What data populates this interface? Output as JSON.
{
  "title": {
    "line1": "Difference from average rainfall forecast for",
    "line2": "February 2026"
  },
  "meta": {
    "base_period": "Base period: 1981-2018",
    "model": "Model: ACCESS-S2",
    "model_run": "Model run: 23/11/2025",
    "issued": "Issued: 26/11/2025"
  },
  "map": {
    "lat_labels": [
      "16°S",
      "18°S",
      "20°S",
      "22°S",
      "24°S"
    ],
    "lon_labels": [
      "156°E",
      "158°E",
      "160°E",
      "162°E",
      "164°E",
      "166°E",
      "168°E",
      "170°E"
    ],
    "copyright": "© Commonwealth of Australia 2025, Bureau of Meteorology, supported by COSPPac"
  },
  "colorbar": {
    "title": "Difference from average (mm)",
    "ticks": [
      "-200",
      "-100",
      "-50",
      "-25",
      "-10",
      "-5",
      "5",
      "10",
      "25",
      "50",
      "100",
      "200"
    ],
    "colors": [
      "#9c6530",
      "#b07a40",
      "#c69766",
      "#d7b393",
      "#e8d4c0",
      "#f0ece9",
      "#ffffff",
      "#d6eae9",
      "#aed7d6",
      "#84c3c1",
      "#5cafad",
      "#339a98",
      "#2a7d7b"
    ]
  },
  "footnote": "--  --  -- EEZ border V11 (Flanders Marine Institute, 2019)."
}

==================================================

• _Description of the task_: What is the number of lines in these records that contain "title"? Reply with the number only.

• _Answer to the task_: 2